- DATASET -
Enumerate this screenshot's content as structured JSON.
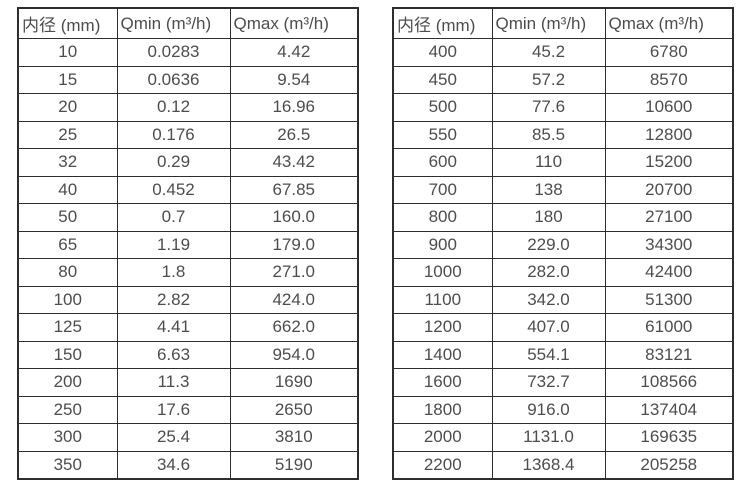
{
  "colors": {
    "border": "#2e2e2e",
    "text": "#4d4d4d",
    "background": "#ffffff"
  },
  "columns": [
    "内径 (mm)",
    "Qmin (m³/h)",
    "Qmax (m³/h)"
  ],
  "tables": {
    "left": {
      "rows": [
        [
          "10",
          "0.0283",
          "4.42"
        ],
        [
          "15",
          "0.0636",
          "9.54"
        ],
        [
          "20",
          "0.12",
          "16.96"
        ],
        [
          "25",
          "0.176",
          "26.5"
        ],
        [
          "32",
          "0.29",
          "43.42"
        ],
        [
          "40",
          "0.452",
          "67.85"
        ],
        [
          "50",
          "0.7",
          "160.0"
        ],
        [
          "65",
          "1.19",
          "179.0"
        ],
        [
          "80",
          "1.8",
          "271.0"
        ],
        [
          "100",
          "2.82",
          "424.0"
        ],
        [
          "125",
          "4.41",
          "662.0"
        ],
        [
          "150",
          "6.63",
          "954.0"
        ],
        [
          "200",
          "11.3",
          "1690"
        ],
        [
          "250",
          "17.6",
          "2650"
        ],
        [
          "300",
          "25.4",
          "3810"
        ],
        [
          "350",
          "34.6",
          "5190"
        ]
      ]
    },
    "right": {
      "rows": [
        [
          "400",
          "45.2",
          "6780"
        ],
        [
          "450",
          "57.2",
          "8570"
        ],
        [
          "500",
          "77.6",
          "10600"
        ],
        [
          "550",
          "85.5",
          "12800"
        ],
        [
          "600",
          "110",
          "15200"
        ],
        [
          "700",
          "138",
          "20700"
        ],
        [
          "800",
          "180",
          "27100"
        ],
        [
          "900",
          "229.0",
          "34300"
        ],
        [
          "1000",
          "282.0",
          "42400"
        ],
        [
          "1100",
          "342.0",
          "51300"
        ],
        [
          "1200",
          "407.0",
          "61000"
        ],
        [
          "1400",
          "554.1",
          "83121"
        ],
        [
          "1600",
          "732.7",
          "108566"
        ],
        [
          "1800",
          "916.0",
          "137404"
        ],
        [
          "2000",
          "1131.0",
          "169635"
        ],
        [
          "2200",
          "1368.4",
          "205258"
        ]
      ]
    }
  }
}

- WORK TO BE COMPLETED -
Return the entries unchanged, save for the pictures, which do not belong in the copy.

- ANSWER TO THE EXERCISE -
Enumerate this screenshot's content as structured JSON.
{
  "colors": {
    "border": "#2e2e2e",
    "text": "#4d4d4d",
    "background": "#ffffff"
  },
  "columns": [
    "内径 (mm)",
    "Qmin (m³/h)",
    "Qmax (m³/h)"
  ],
  "tables": {
    "left": {
      "rows": [
        [
          "10",
          "0.0283",
          "4.42"
        ],
        [
          "15",
          "0.0636",
          "9.54"
        ],
        [
          "20",
          "0.12",
          "16.96"
        ],
        [
          "25",
          "0.176",
          "26.5"
        ],
        [
          "32",
          "0.29",
          "43.42"
        ],
        [
          "40",
          "0.452",
          "67.85"
        ],
        [
          "50",
          "0.7",
          "160.0"
        ],
        [
          "65",
          "1.19",
          "179.0"
        ],
        [
          "80",
          "1.8",
          "271.0"
        ],
        [
          "100",
          "2.82",
          "424.0"
        ],
        [
          "125",
          "4.41",
          "662.0"
        ],
        [
          "150",
          "6.63",
          "954.0"
        ],
        [
          "200",
          "11.3",
          "1690"
        ],
        [
          "250",
          "17.6",
          "2650"
        ],
        [
          "300",
          "25.4",
          "3810"
        ],
        [
          "350",
          "34.6",
          "5190"
        ]
      ]
    },
    "right": {
      "rows": [
        [
          "400",
          "45.2",
          "6780"
        ],
        [
          "450",
          "57.2",
          "8570"
        ],
        [
          "500",
          "77.6",
          "10600"
        ],
        [
          "550",
          "85.5",
          "12800"
        ],
        [
          "600",
          "110",
          "15200"
        ],
        [
          "700",
          "138",
          "20700"
        ],
        [
          "800",
          "180",
          "27100"
        ],
        [
          "900",
          "229.0",
          "34300"
        ],
        [
          "1000",
          "282.0",
          "42400"
        ],
        [
          "1100",
          "342.0",
          "51300"
        ],
        [
          "1200",
          "407.0",
          "61000"
        ],
        [
          "1400",
          "554.1",
          "83121"
        ],
        [
          "1600",
          "732.7",
          "108566"
        ],
        [
          "1800",
          "916.0",
          "137404"
        ],
        [
          "2000",
          "1131.0",
          "169635"
        ],
        [
          "2200",
          "1368.4",
          "205258"
        ]
      ]
    }
  }
}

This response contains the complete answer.